TASK BRIEF:
Every line that contains the word "xlabel" should be copied out.

DATASET ENTRIES:
= = = = = = =

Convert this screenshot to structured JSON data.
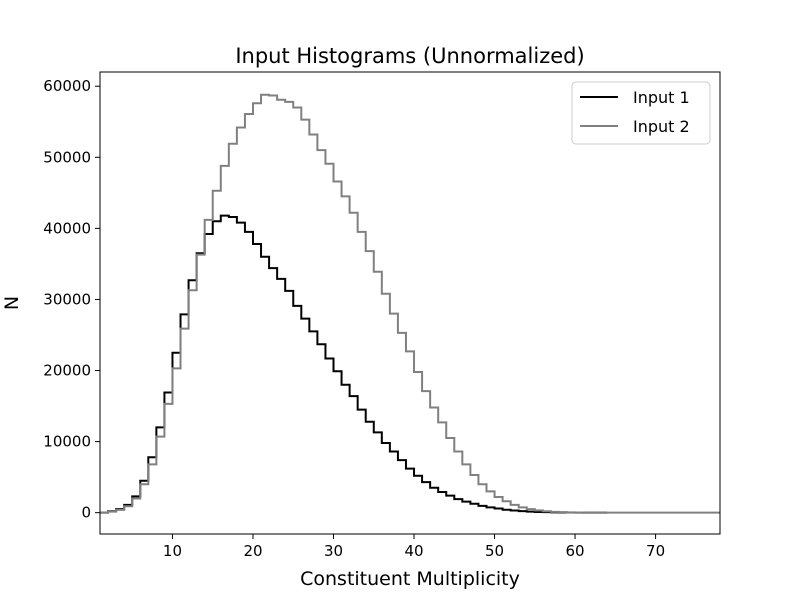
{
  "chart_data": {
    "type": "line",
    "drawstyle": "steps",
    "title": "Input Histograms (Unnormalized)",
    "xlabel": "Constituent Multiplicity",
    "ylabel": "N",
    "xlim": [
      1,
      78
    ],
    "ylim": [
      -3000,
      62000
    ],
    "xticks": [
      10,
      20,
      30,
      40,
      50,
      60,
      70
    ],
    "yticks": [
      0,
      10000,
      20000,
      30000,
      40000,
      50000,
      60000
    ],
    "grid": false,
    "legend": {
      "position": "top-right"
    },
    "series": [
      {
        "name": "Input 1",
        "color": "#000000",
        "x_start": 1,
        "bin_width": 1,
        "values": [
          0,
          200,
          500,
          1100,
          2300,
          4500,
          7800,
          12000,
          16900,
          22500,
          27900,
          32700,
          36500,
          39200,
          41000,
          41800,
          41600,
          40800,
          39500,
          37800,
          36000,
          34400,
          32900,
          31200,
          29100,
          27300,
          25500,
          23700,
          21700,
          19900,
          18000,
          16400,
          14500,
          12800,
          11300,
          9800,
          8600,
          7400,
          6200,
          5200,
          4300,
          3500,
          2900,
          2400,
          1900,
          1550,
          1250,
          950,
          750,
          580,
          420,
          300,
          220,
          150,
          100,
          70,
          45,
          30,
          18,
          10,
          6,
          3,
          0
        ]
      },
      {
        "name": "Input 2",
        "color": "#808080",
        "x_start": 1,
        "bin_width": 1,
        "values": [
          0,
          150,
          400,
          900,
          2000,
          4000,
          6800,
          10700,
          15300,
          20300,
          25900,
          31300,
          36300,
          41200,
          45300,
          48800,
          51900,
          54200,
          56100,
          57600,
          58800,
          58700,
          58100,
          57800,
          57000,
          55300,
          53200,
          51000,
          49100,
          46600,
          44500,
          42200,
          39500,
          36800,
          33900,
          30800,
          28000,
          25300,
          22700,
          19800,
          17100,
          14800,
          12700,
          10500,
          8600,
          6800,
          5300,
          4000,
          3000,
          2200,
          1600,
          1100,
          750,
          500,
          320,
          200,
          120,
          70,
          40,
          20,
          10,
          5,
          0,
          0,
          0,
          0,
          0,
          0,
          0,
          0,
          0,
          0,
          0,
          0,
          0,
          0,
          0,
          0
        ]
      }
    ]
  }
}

= = = = = = =

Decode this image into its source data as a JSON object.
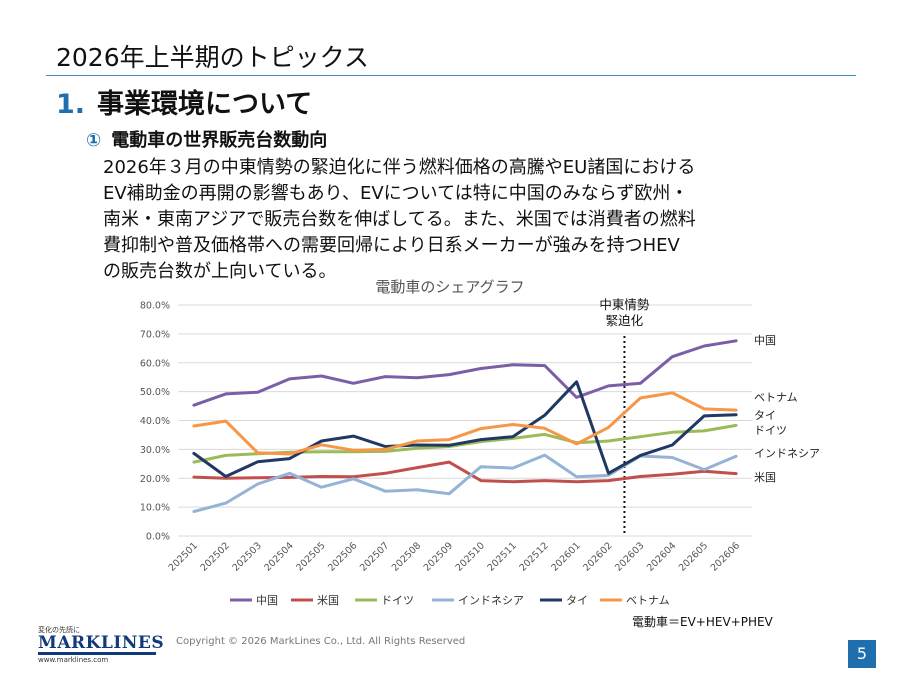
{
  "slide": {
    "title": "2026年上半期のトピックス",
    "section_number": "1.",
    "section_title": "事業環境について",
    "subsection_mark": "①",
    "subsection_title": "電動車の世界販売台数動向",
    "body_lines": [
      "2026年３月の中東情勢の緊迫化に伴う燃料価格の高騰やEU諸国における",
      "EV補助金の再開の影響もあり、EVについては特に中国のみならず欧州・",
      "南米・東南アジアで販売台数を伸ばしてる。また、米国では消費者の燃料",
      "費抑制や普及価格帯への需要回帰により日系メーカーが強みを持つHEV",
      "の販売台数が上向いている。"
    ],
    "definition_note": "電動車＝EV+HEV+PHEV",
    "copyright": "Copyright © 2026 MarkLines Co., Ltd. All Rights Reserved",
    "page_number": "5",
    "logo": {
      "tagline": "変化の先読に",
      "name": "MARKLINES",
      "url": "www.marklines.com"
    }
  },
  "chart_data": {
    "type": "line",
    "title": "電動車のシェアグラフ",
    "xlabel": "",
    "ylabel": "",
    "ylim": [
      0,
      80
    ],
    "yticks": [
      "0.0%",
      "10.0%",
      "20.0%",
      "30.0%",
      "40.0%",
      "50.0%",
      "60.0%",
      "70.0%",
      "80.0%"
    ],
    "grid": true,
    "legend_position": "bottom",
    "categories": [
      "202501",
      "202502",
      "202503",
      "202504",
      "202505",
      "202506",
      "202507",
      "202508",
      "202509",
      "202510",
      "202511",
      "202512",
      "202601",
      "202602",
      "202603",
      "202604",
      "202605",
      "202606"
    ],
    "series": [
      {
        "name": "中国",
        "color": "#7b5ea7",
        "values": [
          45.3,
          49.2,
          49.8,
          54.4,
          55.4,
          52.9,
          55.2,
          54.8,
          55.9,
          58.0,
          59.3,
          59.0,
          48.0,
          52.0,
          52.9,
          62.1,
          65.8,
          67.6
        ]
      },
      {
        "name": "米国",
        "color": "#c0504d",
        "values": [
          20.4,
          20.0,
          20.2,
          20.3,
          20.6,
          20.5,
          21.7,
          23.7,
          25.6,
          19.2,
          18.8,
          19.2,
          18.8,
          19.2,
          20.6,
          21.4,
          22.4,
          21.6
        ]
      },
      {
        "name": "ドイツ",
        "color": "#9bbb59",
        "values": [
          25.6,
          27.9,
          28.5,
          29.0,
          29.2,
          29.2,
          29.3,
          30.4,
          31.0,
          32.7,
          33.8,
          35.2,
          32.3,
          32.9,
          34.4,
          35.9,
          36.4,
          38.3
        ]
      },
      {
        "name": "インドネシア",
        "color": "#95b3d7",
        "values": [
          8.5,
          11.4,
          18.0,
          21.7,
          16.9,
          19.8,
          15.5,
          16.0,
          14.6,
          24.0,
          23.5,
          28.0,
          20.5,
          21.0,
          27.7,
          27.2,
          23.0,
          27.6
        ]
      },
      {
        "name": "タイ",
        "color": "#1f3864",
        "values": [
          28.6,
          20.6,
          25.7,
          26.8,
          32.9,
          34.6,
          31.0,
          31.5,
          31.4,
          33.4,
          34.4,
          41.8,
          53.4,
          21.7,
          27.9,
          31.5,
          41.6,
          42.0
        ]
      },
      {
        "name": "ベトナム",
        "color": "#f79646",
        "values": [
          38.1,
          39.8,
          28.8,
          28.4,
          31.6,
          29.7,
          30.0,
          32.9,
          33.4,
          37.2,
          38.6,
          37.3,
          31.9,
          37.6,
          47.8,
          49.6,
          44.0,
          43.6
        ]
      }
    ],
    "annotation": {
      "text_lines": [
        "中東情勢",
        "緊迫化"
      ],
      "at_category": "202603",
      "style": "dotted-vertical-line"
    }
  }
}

= = = = = = =

IN RESPONSE:
    "xlabel": "Constituent Multiplicity",
    "xlabel": "",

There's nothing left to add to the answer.